= Exercise goal =
Pull out each line of the data that includes the word "screenshot".

— Begin Data excerpts —

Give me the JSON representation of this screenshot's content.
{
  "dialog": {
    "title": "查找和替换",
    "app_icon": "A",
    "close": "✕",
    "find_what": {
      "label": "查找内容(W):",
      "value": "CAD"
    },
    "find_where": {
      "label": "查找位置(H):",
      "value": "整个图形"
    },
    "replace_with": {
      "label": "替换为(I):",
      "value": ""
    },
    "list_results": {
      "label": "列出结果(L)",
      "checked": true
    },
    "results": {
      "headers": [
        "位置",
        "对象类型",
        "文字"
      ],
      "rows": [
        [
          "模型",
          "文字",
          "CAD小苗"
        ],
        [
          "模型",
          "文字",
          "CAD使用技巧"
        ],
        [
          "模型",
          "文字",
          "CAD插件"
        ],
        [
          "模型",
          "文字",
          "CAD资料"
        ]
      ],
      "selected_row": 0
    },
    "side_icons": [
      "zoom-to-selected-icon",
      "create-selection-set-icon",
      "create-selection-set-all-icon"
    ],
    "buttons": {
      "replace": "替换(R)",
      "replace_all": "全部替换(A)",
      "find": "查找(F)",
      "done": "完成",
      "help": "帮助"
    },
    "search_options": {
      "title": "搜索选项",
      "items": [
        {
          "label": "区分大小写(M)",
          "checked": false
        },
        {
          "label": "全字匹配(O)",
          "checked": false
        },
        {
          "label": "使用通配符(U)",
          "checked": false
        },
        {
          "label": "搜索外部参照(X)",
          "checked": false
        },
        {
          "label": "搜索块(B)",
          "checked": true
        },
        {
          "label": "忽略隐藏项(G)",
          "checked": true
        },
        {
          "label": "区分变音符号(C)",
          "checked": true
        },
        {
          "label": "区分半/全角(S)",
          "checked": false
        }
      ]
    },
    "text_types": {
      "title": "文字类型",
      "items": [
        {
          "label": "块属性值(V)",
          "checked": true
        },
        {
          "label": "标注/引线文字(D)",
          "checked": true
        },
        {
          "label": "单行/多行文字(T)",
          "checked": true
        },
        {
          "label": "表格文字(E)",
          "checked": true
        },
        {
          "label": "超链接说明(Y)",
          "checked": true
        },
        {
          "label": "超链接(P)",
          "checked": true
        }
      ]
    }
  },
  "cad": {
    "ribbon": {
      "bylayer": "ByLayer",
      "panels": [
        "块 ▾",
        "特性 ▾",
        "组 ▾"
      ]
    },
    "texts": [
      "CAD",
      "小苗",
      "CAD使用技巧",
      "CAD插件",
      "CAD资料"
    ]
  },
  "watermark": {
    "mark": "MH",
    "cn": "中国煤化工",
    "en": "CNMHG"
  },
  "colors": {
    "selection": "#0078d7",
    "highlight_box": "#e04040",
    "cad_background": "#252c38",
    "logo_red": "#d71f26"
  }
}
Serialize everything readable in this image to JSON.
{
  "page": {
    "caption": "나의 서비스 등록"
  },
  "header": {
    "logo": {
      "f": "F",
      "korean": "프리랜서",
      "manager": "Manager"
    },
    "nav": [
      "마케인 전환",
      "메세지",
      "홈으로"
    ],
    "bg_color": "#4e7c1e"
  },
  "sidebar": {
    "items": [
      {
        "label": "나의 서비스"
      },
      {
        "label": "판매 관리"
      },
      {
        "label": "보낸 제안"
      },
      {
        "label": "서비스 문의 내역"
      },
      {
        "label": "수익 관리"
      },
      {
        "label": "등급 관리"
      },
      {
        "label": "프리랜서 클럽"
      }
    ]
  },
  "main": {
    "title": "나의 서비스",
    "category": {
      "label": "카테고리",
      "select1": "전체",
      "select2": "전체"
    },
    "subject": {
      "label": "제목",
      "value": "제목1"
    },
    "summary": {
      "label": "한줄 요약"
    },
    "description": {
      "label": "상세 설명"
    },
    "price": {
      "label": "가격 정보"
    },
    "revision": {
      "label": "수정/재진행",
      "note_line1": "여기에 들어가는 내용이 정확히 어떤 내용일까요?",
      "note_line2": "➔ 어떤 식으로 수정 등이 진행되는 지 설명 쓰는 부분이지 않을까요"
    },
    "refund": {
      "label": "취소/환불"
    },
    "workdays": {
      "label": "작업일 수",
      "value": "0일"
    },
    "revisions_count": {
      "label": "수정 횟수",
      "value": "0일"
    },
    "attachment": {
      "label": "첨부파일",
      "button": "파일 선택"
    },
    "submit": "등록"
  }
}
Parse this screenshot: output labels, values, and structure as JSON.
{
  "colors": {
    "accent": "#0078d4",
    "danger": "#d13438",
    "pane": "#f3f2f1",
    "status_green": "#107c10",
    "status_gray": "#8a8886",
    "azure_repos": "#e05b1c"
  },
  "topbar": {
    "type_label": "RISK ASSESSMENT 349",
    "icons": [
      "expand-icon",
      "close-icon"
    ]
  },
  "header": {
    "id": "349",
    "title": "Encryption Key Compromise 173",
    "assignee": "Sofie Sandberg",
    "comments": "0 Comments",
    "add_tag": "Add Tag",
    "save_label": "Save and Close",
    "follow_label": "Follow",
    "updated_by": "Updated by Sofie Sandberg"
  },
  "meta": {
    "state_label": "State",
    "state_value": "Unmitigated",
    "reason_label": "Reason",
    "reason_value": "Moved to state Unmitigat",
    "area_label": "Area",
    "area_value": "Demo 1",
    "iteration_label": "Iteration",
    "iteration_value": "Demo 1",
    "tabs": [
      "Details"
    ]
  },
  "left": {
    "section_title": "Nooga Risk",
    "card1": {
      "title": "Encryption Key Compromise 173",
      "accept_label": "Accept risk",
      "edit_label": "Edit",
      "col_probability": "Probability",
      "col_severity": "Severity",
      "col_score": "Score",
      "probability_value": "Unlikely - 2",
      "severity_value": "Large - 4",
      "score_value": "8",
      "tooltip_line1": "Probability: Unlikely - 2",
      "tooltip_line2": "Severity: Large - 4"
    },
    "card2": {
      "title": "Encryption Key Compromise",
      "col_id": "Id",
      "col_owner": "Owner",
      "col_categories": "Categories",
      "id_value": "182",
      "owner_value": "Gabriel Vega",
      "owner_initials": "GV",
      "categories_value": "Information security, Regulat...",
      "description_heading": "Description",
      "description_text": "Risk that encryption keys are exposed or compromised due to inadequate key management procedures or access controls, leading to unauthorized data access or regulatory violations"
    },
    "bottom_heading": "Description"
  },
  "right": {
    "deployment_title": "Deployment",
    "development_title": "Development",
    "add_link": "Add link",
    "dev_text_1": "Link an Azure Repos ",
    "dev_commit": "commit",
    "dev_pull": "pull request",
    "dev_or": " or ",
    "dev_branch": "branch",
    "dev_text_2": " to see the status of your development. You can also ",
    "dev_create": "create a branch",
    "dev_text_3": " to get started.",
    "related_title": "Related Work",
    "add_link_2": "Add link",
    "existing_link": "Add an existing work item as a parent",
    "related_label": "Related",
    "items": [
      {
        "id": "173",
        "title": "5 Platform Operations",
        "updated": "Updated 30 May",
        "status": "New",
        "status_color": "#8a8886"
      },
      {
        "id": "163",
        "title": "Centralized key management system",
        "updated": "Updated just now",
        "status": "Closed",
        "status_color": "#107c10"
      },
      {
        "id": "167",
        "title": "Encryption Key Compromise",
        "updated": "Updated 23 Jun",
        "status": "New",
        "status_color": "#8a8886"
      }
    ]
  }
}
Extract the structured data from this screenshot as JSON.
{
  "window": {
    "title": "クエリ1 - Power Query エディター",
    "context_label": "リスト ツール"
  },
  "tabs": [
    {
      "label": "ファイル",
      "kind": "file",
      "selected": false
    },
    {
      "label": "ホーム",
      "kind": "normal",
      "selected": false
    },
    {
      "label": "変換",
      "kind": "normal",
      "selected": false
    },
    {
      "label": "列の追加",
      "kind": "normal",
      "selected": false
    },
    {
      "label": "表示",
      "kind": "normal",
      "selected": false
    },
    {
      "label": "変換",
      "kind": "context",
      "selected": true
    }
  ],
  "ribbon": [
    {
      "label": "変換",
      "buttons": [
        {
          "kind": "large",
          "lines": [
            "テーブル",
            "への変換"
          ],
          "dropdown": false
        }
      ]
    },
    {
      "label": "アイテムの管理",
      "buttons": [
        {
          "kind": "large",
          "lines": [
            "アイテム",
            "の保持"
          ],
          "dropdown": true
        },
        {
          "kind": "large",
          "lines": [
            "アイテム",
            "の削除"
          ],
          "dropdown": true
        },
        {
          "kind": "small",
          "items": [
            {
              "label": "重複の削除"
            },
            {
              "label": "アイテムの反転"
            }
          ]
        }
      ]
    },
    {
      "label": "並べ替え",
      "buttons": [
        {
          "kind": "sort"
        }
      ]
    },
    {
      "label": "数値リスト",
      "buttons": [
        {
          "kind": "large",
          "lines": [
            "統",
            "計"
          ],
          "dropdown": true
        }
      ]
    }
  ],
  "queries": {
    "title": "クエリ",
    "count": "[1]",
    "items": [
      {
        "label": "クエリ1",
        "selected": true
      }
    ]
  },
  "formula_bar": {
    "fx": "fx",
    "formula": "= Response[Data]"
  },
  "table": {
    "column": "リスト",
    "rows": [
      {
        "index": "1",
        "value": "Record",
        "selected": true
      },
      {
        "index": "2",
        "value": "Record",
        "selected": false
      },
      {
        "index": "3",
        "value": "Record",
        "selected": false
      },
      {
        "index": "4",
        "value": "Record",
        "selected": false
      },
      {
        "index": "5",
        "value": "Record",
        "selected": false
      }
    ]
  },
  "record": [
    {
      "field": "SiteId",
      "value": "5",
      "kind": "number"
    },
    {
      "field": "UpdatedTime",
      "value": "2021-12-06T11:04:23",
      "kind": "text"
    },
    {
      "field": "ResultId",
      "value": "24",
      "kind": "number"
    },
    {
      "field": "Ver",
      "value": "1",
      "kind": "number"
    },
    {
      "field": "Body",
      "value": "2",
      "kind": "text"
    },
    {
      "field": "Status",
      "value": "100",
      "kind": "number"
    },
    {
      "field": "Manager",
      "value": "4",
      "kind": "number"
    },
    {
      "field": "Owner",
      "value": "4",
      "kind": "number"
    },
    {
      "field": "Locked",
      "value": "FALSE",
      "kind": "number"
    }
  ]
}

— End Data excerpts —

= Task answer =
Give me the JSON representation of this screenshot's content.
Parse this screenshot: output labels, values, and structure as JSON.
Extract the structured data from this screenshot as JSON.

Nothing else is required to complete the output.